Extracted records
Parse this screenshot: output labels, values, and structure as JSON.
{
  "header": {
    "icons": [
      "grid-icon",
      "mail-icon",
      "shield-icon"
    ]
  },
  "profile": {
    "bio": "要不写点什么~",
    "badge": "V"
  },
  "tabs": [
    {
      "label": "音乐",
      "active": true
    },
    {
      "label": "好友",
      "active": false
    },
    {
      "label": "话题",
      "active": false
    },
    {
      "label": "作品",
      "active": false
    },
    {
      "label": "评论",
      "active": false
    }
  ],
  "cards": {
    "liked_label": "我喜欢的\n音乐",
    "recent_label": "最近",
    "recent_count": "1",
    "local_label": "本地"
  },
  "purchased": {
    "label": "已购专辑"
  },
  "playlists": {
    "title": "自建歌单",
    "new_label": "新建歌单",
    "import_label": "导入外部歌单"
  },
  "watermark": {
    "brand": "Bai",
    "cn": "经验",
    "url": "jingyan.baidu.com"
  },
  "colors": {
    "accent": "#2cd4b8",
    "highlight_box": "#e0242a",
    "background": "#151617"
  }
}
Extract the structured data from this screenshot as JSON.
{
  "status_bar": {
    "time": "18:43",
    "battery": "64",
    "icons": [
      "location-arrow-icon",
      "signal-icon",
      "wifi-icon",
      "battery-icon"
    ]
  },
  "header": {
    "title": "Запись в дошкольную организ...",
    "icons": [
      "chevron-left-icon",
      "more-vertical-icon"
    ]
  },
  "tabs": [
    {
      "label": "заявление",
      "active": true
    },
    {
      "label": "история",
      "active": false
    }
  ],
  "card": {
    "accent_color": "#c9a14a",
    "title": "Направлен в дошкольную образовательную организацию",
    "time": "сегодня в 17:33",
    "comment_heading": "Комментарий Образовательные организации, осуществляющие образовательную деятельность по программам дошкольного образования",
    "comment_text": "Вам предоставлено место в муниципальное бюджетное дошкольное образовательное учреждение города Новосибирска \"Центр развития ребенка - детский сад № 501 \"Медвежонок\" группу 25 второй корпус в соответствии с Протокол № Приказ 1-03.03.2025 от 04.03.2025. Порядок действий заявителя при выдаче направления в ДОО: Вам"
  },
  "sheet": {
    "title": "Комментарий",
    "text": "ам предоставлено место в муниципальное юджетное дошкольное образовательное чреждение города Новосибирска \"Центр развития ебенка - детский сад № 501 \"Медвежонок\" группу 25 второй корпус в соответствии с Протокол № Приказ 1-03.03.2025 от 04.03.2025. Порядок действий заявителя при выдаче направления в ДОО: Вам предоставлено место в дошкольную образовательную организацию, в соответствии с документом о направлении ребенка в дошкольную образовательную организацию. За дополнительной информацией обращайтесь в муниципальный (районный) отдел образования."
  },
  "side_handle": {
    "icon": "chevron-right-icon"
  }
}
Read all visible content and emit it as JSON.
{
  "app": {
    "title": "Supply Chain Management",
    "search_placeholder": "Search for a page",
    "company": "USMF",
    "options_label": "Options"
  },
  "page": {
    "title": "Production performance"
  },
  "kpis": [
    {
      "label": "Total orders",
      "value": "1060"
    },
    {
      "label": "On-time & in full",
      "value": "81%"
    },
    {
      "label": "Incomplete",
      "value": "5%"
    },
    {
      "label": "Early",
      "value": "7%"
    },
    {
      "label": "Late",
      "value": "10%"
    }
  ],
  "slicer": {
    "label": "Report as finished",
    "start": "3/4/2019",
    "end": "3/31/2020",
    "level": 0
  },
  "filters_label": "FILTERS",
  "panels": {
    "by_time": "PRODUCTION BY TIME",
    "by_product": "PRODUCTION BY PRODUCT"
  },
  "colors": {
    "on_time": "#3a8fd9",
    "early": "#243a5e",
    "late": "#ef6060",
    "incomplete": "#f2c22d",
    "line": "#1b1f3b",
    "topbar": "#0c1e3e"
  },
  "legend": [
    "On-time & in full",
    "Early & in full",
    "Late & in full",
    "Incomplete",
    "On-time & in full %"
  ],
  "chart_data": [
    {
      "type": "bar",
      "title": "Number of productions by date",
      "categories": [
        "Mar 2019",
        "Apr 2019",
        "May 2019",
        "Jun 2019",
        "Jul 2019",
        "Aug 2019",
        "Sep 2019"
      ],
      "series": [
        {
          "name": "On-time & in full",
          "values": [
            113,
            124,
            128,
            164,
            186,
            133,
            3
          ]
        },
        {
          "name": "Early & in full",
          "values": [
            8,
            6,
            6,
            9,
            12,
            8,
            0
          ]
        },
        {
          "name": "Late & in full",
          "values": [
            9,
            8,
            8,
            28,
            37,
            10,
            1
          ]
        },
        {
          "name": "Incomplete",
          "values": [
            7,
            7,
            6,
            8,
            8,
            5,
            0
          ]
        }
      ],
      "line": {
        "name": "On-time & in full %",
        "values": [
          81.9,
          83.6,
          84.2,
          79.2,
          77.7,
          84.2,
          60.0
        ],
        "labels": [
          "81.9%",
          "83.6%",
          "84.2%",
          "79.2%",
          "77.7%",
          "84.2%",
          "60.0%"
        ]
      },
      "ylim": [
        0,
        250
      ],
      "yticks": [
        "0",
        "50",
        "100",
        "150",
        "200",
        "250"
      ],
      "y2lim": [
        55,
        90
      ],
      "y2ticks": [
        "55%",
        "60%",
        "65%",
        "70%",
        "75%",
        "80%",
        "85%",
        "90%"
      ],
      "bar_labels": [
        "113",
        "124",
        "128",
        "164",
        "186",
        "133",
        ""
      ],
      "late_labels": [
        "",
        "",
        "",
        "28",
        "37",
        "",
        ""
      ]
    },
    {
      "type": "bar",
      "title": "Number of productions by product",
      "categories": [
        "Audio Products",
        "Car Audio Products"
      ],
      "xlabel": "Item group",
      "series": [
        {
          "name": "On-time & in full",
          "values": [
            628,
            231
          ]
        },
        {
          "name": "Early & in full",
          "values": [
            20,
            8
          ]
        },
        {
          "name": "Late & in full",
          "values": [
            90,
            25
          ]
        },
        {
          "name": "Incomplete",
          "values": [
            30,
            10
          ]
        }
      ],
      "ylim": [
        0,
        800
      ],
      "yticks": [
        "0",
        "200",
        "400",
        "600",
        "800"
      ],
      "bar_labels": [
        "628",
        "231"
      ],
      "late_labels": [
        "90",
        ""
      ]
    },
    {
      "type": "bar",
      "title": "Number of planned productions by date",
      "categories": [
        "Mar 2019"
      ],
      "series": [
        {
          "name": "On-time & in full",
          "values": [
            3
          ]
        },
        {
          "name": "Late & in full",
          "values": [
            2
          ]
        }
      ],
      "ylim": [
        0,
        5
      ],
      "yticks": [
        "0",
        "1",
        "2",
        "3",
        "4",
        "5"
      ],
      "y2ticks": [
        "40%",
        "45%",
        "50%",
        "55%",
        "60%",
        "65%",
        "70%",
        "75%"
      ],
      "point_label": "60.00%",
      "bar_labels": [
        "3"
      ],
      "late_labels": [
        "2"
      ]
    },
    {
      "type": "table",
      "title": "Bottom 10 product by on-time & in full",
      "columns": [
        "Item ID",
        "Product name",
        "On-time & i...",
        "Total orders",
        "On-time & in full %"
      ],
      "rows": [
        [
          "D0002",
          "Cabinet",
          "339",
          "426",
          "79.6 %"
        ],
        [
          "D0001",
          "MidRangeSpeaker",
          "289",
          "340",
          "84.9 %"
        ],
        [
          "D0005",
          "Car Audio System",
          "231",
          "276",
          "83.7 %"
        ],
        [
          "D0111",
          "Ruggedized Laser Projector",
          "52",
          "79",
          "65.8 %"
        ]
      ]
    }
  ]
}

- **Written task**: Copy every record exactly as presented.

- **Answer to this task**:
Parse this screenshot: output labels, values, and structure as JSON.
{
  "header": {
    "icons": [
      "grid-icon",
      "mail-icon",
      "shield-icon"
    ]
  },
  "profile": {
    "bio": "要不写点什么~",
    "badge": "V"
  },
  "tabs": [
    {
      "label": "音乐",
      "active": true
    },
    {
      "label": "好友",
      "active": false
    },
    {
      "label": "话题",
      "active": false
    },
    {
      "label": "作品",
      "active": false
    },
    {
      "label": "评论",
      "active": false
    }
  ],
  "cards": {
    "liked_label": "我喜欢的\n音乐",
    "recent_label": "最近",
    "recent_count": "1",
    "local_label": "本地"
  },
  "purchased": {
    "label": "已购专辑"
  },
  "playlists": {
    "title": "自建歌单",
    "new_label": "新建歌单",
    "import_label": "导入外部歌单"
  },
  "watermark": {
    "brand": "Bai",
    "cn": "经验",
    "url": "jingyan.baidu.com"
  },
  "colors": {
    "accent": "#2cd4b8",
    "highlight_box": "#e0242a",
    "background": "#151617"
  }
}
Extract the structured data from this screenshot as JSON.
{
  "status_bar": {
    "time": "18:43",
    "battery": "64",
    "icons": [
      "location-arrow-icon",
      "signal-icon",
      "wifi-icon",
      "battery-icon"
    ]
  },
  "header": {
    "title": "Запись в дошкольную организ...",
    "icons": [
      "chevron-left-icon",
      "more-vertical-icon"
    ]
  },
  "tabs": [
    {
      "label": "заявление",
      "active": true
    },
    {
      "label": "история",
      "active": false
    }
  ],
  "card": {
    "accent_color": "#c9a14a",
    "title": "Направлен в дошкольную образовательную организацию",
    "time": "сегодня в 17:33",
    "comment_heading": "Комментарий Образовательные организации, осуществляющие образовательную деятельность по программам дошкольного образования",
    "comment_text": "Вам предоставлено место в муниципальное бюджетное дошкольное образовательное учреждение города Новосибирска \"Центр развития ребенка - детский сад № 501 \"Медвежонок\" группу 25 второй корпус в соответствии с Протокол № Приказ 1-03.03.2025 от 04.03.2025. Порядок действий заявителя при выдаче направления в ДОО: Вам"
  },
  "sheet": {
    "title": "Комментарий",
    "text": "ам предоставлено место в муниципальное юджетное дошкольное образовательное чреждение города Новосибирска \"Центр развития ебенка - детский сад № 501 \"Медвежонок\" группу 25 второй корпус в соответствии с Протокол № Приказ 1-03.03.2025 от 04.03.2025. Порядок действий заявителя при выдаче направления в ДОО: Вам предоставлено место в дошкольную образовательную организацию, в соответствии с документом о направлении ребенка в дошкольную образовательную организацию. За дополнительной информацией обращайтесь в муниципальный (районный) отдел образования."
  },
  "side_handle": {
    "icon": "chevron-right-icon"
  }
}
Read all visible content and emit it as JSON.
{
  "app": {
    "title": "Supply Chain Management",
    "search_placeholder": "Search for a page",
    "company": "USMF",
    "options_label": "Options"
  },
  "page": {
    "title": "Production performance"
  },
  "kpis": [
    {
      "label": "Total orders",
      "value": "1060"
    },
    {
      "label": "On-time & in full",
      "value": "81%"
    },
    {
      "label": "Incomplete",
      "value": "5%"
    },
    {
      "label": "Early",
      "value": "7%"
    },
    {
      "label": "Late",
      "value": "10%"
    }
  ],
  "slicer": {
    "label": "Report as finished",
    "start": "3/4/2019",
    "end": "3/31/2020",
    "level": 0
  },
  "filters_label": "FILTERS",
  "panels": {
    "by_time": "PRODUCTION BY TIME",
    "by_product": "PRODUCTION BY PRODUCT"
  },
  "colors": {
    "on_time": "#3a8fd9",
    "early": "#243a5e",
    "late": "#ef6060",
    "incomplete": "#f2c22d",
    "line": "#1b1f3b",
    "topbar": "#0c1e3e"
  },
  "legend": [
    "On-time & in full",
    "Early & in full",
    "Late & in full",
    "Incomplete",
    "On-time & in full %"
  ],
  "chart_data": [
    {
      "type": "bar",
      "title": "Number of productions by date",
      "categories": [
        "Mar 2019",
        "Apr 2019",
        "May 2019",
        "Jun 2019",
        "Jul 2019",
        "Aug 2019",
        "Sep 2019"
      ],
      "series": [
        {
          "name": "On-time & in full",
          "values": [
            113,
            124,
            128,
            164,
            186,
            133,
            3
          ]
        },
        {
          "name": "Early & in full",
          "values": [
            8,
            6,
            6,
            9,
            12,
            8,
            0
          ]
        },
        {
          "name": "Late & in full",
          "values": [
            9,
            8,
            8,
            28,
            37,
            10,
            1
          ]
        },
        {
          "name": "Incomplete",
          "values": [
            7,
            7,
            6,
            8,
            8,
            5,
            0
          ]
        }
      ],
      "line": {
        "name": "On-time & in full %",
        "values": [
          81.9,
          83.6,
          84.2,
          79.2,
          77.7,
          84.2,
          60.0
        ],
        "labels": [
          "81.9%",
          "83.6%",
          "84.2%",
          "79.2%",
          "77.7%",
          "84.2%",
          "60.0%"
        ]
      },
      "ylim": [
        0,
        250
      ],
      "yticks": [
        "0",
        "50",
        "100",
        "150",
        "200",
        "250"
      ],
      "y2lim": [
        55,
        90
      ],
      "y2ticks": [
        "55%",
        "60%",
        "65%",
        "70%",
        "75%",
        "80%",
        "85%",
        "90%"
      ],
      "bar_labels": [
        "113",
        "124",
        "128",
        "164",
        "186",
        "133",
        ""
      ],
      "late_labels": [
        "",
        "",
        "",
        "28",
        "37",
        "",
        ""
      ]
    },
    {
      "type": "bar",
      "title": "Number of productions by product",
      "categories": [
        "Audio Products",
        "Car Audio Products"
      ],
      "xlabel": "Item group",
      "series": [
        {
          "name": "On-time & in full",
          "values": [
            628,
            231
          ]
        },
        {
          "name": "Early & in full",
          "values": [
            20,
            8
          ]
        },
        {
          "name": "Late & in full",
          "values": [
            90,
            25
          ]
        },
        {
          "name": "Incomplete",
          "values": [
            30,
            10
          ]
        }
      ],
      "ylim": [
        0,
        800
      ],
      "yticks": [
        "0",
        "200",
        "400",
        "600",
        "800"
      ],
      "bar_labels": [
        "628",
        "231"
      ],
      "late_labels": [
        "90",
        ""
      ]
    },
    {
      "type": "bar",
      "title": "Number of planned productions by date",
      "categories": [
        "Mar 2019"
      ],
      "series": [
        {
          "name": "On-time & in full",
          "values": [
            3
          ]
        },
        {
          "name": "Late & in full",
          "values": [
            2
          ]
        }
      ],
      "ylim": [
        0,
        5
      ],
      "yticks": [
        "0",
        "1",
        "2",
        "3",
        "4",
        "5"
      ],
      "y2ticks": [
        "40%",
        "45%",
        "50%",
        "55%",
        "60%",
        "65%",
        "70%",
        "75%"
      ],
      "point_label": "60.00%",
      "bar_labels": [
        "3"
      ],
      "late_labels": [
        "2"
      ]
    },
    {
      "type": "table",
      "title": "Bottom 10 product by on-time & in full",
      "columns": [
        "Item ID",
        "Product name",
        "On-time & i...",
        "Total orders",
        "On-time & in full %"
      ],
      "rows": [
        [
          "D0002",
          "Cabinet",
          "339",
          "426",
          "79.6 %"
        ],
        [
          "D0001",
          "MidRangeSpeaker",
          "289",
          "340",
          "84.9 %"
        ],
        [
          "D0005",
          "Car Audio System",
          "231",
          "276",
          "83.7 %"
        ],
        [
          "D0111",
          "Ruggedized Laser Projector",
          "52",
          "79",
          "65.8 %"
        ]
      ]
    }
  ]
}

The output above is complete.